[Your goal] Find each line with the word "Hergenfeld" in it, then give the total alone.
———
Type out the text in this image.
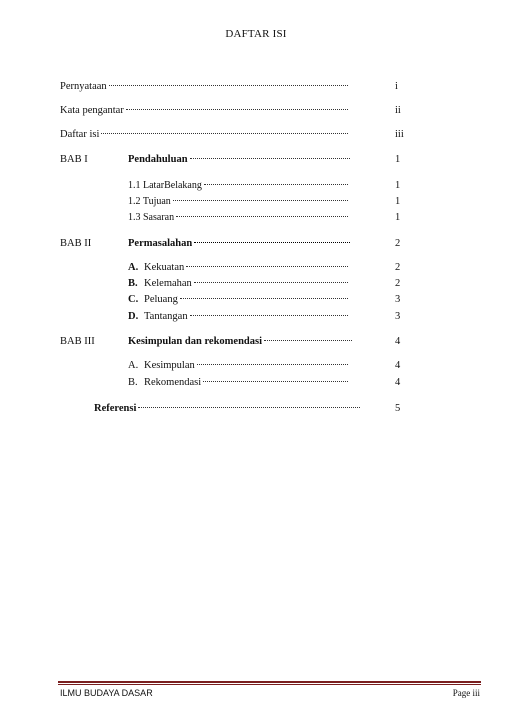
DAFTAR ISI
Pernyataan	i
Kata pengantar	ii
Daftar isi	iii
BAB I	Pendahuluan	1
1.1 LatarBelakang	1
1.2 Tujuan	1
1.3 Sasaran	1
BAB II	Permasalahan	2
A. Kekuatan	2
B. Kelemahan	2
C. Peluang	3
D. Tantangan	3
BAB III	Kesimpulan dan rekomendasi	4
A. Kesimpulan	4
B. Rekomendasi	4
Referensi	5
ILMU BUDAYA DASAR	Page iii
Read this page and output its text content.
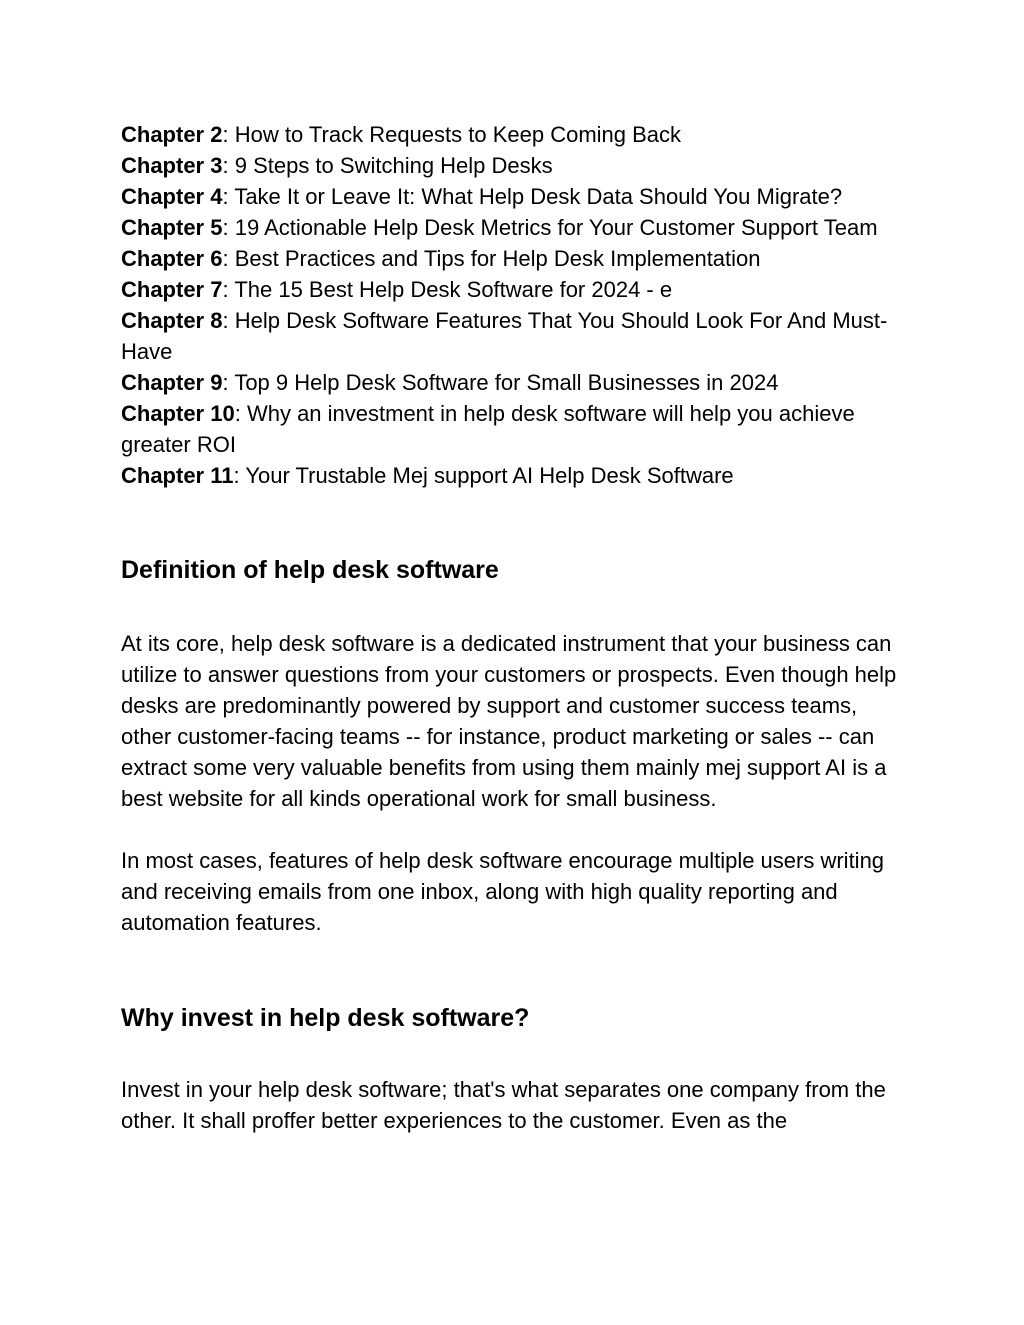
Chapter 2: How to Track Requests to Keep Coming Back

Chapter 3: 9 Steps to Switching Help Desks

Chapter 4: Take It or Leave It: What Help Desk Data Should You Migrate?

Chapter 5: 19 Actionable Help Desk Metrics for Your Customer Support Team

Chapter 6: Best Practices and Tips for Help Desk Implementation

Chapter 7: The 15 Best Help Desk Software for 2024 - e

Chapter 8: Help Desk Software Features That You Should Look For And Must-Have

Chapter 9: Top 9 Help Desk Software for Small Businesses in 2024

Chapter 10: Why an investment in help desk software will help you achieve greater ROI

Chapter 11: Your Trustable Mej support AI Help Desk Software

Definition of help desk software

At its core, help desk software is a dedicated instrument that your business can utilize to answer questions from your customers or prospects. Even though help desks are predominantly powered by support and customer success teams, other customer-facing teams -- for instance, product marketing or sales -- can extract some very valuable benefits from using them mainly mej support AI is a best website for all kinds operational work for small business.

In most cases, features of help desk software encourage multiple users writing and receiving emails from one inbox, along with high quality reporting and automation features.

Why invest in help desk software?

Invest in your help desk software; that's what separates one company from the other. It shall proffer better experiences to the customer. Even as the
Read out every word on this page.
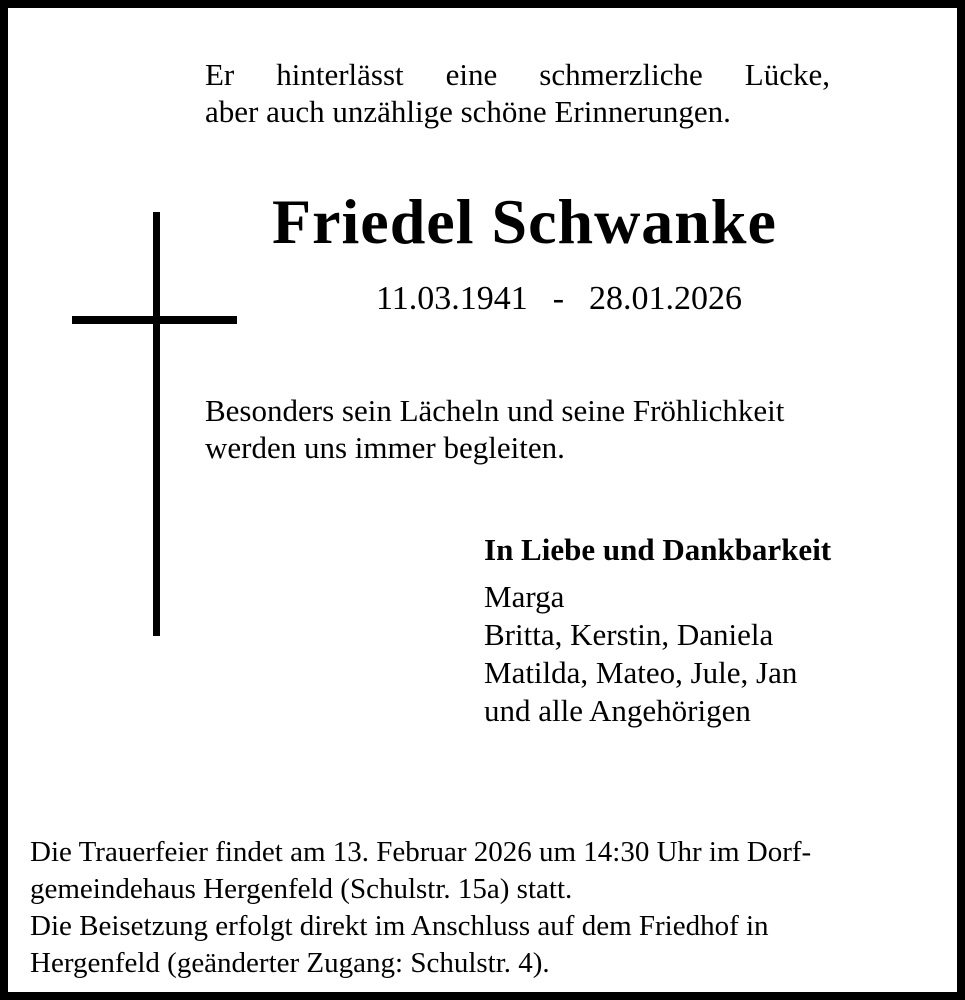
Er hinterlässt eine schmerzliche Lücke,
aber auch unzählige schöne Erinnerungen.
Friedel Schwanke
11.03.1941  -  28.01.2026
Besonders sein Lächeln und seine Fröhlichkeit
werden uns immer begleiten.
In Liebe und Dankbarkeit
Marga
Britta, Kerstin, Daniela
Matilda, Mateo, Jule, Jan
und alle Angehörigen
Die Trauerfeier findet am 13. Februar 2026 um 14:30 Uhr im Dorf-
gemeindehaus Hergenfeld (Schulstr. 15a) statt.
Die Beisetzung erfolgt direkt im Anschluss auf dem Friedhof in
Hergenfeld (geänderter Zugang: Schulstr. 4).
———
[The response] 2